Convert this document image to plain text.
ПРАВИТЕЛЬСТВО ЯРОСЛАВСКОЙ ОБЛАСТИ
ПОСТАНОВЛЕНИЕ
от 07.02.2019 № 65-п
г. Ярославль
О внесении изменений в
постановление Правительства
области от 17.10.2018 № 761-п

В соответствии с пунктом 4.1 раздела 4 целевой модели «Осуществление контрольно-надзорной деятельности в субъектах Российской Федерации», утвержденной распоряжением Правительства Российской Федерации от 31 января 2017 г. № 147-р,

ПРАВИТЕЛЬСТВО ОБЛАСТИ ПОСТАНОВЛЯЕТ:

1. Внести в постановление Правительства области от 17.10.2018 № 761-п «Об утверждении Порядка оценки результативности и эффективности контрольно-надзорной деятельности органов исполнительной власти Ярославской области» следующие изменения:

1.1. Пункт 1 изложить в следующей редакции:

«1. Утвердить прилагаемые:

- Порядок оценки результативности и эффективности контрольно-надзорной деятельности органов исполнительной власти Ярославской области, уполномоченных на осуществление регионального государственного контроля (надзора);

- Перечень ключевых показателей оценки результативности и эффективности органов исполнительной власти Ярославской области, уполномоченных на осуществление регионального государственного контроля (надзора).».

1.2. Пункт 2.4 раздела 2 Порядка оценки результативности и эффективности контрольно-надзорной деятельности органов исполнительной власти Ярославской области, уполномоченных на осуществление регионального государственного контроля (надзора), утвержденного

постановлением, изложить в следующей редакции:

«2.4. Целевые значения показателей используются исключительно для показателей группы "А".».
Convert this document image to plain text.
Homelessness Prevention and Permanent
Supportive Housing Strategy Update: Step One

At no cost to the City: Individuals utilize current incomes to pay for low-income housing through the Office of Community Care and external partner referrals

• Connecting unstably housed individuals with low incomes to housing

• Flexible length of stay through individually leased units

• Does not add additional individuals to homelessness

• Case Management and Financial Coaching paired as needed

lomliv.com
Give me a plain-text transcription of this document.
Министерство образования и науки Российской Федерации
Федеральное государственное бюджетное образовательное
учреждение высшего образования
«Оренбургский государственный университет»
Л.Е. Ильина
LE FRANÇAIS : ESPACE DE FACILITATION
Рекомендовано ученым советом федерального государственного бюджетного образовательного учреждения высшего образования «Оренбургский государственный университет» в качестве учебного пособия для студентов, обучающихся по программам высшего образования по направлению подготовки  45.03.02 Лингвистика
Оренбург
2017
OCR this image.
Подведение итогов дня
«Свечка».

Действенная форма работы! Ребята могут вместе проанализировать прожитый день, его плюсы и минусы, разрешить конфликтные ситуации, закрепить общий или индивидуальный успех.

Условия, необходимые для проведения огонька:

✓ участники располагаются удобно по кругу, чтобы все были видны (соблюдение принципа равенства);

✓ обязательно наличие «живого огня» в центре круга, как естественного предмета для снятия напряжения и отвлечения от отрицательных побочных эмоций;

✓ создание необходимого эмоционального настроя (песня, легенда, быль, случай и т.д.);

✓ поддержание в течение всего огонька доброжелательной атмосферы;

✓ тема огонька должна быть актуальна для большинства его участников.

######

TASK TO CARRY OUT: Copy out the lines from the line containing "Give me a plain-text" to the end of the listing above, without alteration.

WRITTEN REPLY:
Give me a plain-text transcription of this document.
Министерство образования и науки Российской Федерации
Федеральное государственное бюджетное образовательное
учреждение высшего образования
«Оренбургский государственный университет»
Л.Е. Ильина
LE FRANÇAIS : ESPACE DE FACILITATION
Рекомендовано ученым советом федерального государственного бюджетного образовательного учреждения высшего образования «Оренбургский государственный университет» в качестве учебного пособия для студентов, обучающихся по программам высшего образования по направлению подготовки  45.03.02 Лингвистика
Оренбург
2017
OCR this image.
Подведение итогов дня
«Свечка».

Действенная форма работы! Ребята могут вместе проанализировать прожитый день, его плюсы и минусы, разрешить конфликтные ситуации, закрепить общий или индивидуальный успех.

Условия, необходимые для проведения огонька:

✓ участники располагаются удобно по кругу, чтобы все были видны (соблюдение принципа равенства);

✓ обязательно наличие «живого огня» в центре круга, как естественного предмета для снятия напряжения и отвлечения от отрицательных побочных эмоций;

✓ создание необходимого эмоционального настроя (песня, легенда, быль, случай и т.д.);

✓ поддержание в течение всего огонька доброжелательной атмосферы;

✓ тема огонька должна быть актуальна для большинства его участников.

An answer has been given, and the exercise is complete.